Do this — Repeat each record exactly as written, and drop any images.

[Begin Supplied records]

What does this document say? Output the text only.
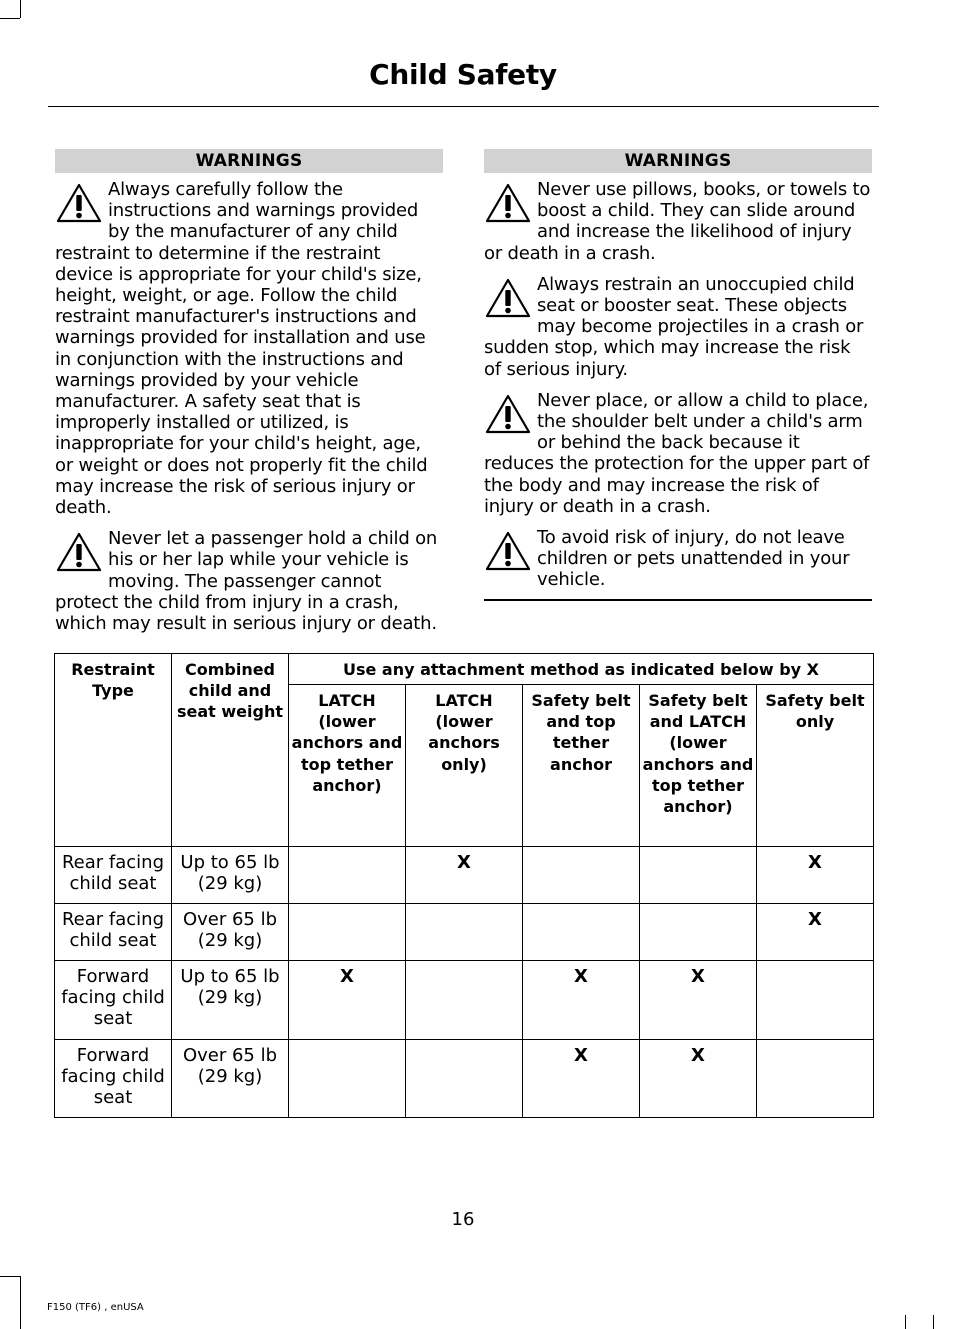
Child Safety
WARNINGS
Always carefully follow the instructions and warnings provided by the manufacturer of any child restraint to determine if the restraint device is appropriate for your child's size, height, weight, or age. Follow the child restraint manufacturer's instructions and warnings provided for installation and use in conjunction with the instructions and warnings provided by your vehicle manufacturer. A safety seat that is improperly installed or utilized, is inappropriate for your child's height, age, or weight or does not properly fit the child may increase the risk of serious injury or death.
Never let a passenger hold a child on his or her lap while your vehicle is moving. The passenger cannot protect the child from injury in a crash, which may result in serious injury or death.
WARNINGS
Never use pillows, books, or towels to boost a child. They can slide around and increase the likelihood of injury or death in a crash.
Always restrain an unoccupied child seat or booster seat. These objects may become projectiles in a crash or sudden stop, which may increase the risk of serious injury.
Never place, or allow a child to place, the shoulder belt under a child's arm or behind the back because it reduces the protection for the upper part of the body and may increase the risk of injury or death in a crash.
To avoid risk of injury, do not leave children or pets unattended in your vehicle.
Restraint Type	Combined child and seat weight	Use any attachment method as indicated below by X				
		LATCH (lower anchors and top tether anchor)	LATCH (lower anchors only)	Safety belt and top tether anchor	Safety belt and LATCH (lower anchors and top tether anchor)	Safety belt only
Rear facing child seat	Up to 65 lb (29 kg)		X			X
Rear facing child seat	Over 65 lb (29 kg)					X
Forward facing child seat	Up to 65 lb (29 kg)	X		X	X	
Forward facing child seat	Over 65 lb (29 kg)			X	X	
16
F150 (TF6) , enUSA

[End Supplied records]

Expected answer —
What does this document say? Output the text only.
Child Safety
WARNINGS
Always carefully follow the instructions and warnings provided by the manufacturer of any child restraint to determine if the restraint device is appropriate for your child's size, height, weight, or age. Follow the child restraint manufacturer's instructions and warnings provided for installation and use in conjunction with the instructions and warnings provided by your vehicle manufacturer. A safety seat that is improperly installed or utilized, is inappropriate for your child's height, age, or weight or does not properly fit the child may increase the risk of serious injury or death.
Never let a passenger hold a child on his or her lap while your vehicle is moving. The passenger cannot protect the child from injury in a crash, which may result in serious injury or death.
WARNINGS
Never use pillows, books, or towels to boost a child. They can slide around and increase the likelihood of injury or death in a crash.
Always restrain an unoccupied child seat or booster seat. These objects may become projectiles in a crash or sudden stop, which may increase the risk of serious injury.
Never place, or allow a child to place, the shoulder belt under a child's arm or behind the back because it reduces the protection for the upper part of the body and may increase the risk of injury or death in a crash.
To avoid risk of injury, do not leave children or pets unattended in your vehicle.
Restraint Type	Combined child and seat weight	Use any attachment method as indicated below by X				
		LATCH (lower anchors and top tether anchor)	LATCH (lower anchors only)	Safety belt and top tether anchor	Safety belt and LATCH (lower anchors and top tether anchor)	Safety belt only
Rear facing child seat	Up to 65 lb (29 kg)		X			X
Rear facing child seat	Over 65 lb (29 kg)					X
Forward facing child seat	Up to 65 lb (29 kg)	X		X	X	
Forward facing child seat	Over 65 lb (29 kg)			X	X	
16
F150 (TF6) , enUSA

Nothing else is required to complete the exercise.